Stated task:
Report how many lines contain "icon"; state the number and nothing else.

------------------------------

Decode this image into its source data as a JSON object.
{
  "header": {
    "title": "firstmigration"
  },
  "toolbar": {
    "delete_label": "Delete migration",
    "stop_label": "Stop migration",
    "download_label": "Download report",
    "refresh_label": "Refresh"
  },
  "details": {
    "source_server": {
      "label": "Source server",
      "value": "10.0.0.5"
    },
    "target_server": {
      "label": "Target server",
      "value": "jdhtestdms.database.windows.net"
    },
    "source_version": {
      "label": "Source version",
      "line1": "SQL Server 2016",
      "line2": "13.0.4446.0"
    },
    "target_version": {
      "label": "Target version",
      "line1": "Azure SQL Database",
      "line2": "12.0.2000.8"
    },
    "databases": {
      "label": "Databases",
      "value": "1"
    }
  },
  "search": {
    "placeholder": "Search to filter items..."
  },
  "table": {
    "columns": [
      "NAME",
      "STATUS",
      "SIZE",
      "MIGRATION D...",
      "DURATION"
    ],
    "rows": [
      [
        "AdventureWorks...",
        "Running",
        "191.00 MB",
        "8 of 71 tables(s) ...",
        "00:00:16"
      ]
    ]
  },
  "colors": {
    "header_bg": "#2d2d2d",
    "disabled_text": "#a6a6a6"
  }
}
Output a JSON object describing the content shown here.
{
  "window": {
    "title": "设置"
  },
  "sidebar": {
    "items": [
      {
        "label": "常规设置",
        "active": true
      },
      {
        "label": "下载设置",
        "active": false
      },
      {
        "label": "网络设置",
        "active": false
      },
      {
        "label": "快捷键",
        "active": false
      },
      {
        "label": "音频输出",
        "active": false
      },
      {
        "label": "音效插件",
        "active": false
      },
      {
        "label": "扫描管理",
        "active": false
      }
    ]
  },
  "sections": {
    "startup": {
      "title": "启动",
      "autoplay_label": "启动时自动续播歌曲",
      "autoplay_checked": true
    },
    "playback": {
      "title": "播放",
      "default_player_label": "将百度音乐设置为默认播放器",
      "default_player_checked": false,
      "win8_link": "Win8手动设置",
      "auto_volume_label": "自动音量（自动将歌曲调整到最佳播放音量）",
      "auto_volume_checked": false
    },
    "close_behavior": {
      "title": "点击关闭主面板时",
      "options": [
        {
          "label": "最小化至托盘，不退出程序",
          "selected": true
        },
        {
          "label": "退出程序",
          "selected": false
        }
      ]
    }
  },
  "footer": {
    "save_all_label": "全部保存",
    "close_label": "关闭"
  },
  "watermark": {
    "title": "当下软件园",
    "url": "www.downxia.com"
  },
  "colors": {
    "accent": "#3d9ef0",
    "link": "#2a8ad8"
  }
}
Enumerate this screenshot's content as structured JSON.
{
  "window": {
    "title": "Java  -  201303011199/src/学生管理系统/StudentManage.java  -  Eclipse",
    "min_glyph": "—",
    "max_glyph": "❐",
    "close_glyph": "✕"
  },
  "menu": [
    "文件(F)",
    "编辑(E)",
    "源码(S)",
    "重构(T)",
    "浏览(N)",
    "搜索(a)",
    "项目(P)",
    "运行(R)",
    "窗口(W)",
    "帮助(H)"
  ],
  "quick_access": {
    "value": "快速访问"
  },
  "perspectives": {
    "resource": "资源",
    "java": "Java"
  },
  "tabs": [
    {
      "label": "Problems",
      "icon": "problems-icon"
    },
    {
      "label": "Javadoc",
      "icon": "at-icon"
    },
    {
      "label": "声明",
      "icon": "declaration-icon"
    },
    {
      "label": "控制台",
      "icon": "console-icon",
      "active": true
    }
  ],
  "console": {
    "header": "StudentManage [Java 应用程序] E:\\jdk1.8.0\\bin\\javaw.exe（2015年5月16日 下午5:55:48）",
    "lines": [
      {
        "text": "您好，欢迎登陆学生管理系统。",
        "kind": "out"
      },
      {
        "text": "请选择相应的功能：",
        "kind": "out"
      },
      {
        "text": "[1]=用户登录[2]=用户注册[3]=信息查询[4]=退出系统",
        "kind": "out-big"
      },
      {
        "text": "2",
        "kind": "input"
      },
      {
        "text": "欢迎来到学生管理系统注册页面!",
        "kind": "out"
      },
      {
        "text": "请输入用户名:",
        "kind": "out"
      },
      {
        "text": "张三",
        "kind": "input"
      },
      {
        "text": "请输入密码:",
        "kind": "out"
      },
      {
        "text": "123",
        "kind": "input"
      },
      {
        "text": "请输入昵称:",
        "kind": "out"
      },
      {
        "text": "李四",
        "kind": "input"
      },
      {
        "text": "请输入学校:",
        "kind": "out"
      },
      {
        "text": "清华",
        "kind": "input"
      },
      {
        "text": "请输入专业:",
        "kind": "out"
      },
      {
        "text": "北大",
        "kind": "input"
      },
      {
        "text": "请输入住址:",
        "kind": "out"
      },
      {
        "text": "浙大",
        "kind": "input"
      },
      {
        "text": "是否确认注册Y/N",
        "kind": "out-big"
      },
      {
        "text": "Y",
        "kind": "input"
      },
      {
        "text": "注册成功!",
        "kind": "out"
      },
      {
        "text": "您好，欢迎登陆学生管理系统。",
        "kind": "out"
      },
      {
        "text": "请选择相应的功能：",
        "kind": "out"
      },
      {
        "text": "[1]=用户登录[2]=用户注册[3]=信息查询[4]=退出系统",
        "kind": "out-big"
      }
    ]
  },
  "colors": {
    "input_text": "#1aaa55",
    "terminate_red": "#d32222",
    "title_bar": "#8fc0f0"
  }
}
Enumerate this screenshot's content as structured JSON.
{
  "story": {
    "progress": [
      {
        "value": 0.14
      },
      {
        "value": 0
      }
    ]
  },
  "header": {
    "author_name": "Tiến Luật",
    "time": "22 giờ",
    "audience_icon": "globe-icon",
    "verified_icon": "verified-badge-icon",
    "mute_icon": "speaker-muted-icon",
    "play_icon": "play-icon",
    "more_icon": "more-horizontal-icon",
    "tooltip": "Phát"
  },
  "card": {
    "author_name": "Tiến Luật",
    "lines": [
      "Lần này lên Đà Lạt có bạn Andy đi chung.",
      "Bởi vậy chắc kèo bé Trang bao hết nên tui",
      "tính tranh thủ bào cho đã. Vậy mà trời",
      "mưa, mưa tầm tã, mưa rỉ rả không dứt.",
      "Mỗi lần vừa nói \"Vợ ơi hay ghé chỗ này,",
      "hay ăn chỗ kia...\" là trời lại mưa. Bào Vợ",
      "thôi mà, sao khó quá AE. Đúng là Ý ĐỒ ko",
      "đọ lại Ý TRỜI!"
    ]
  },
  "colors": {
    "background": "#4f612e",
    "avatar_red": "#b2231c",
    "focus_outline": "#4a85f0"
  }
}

------------------------------

Task result:
9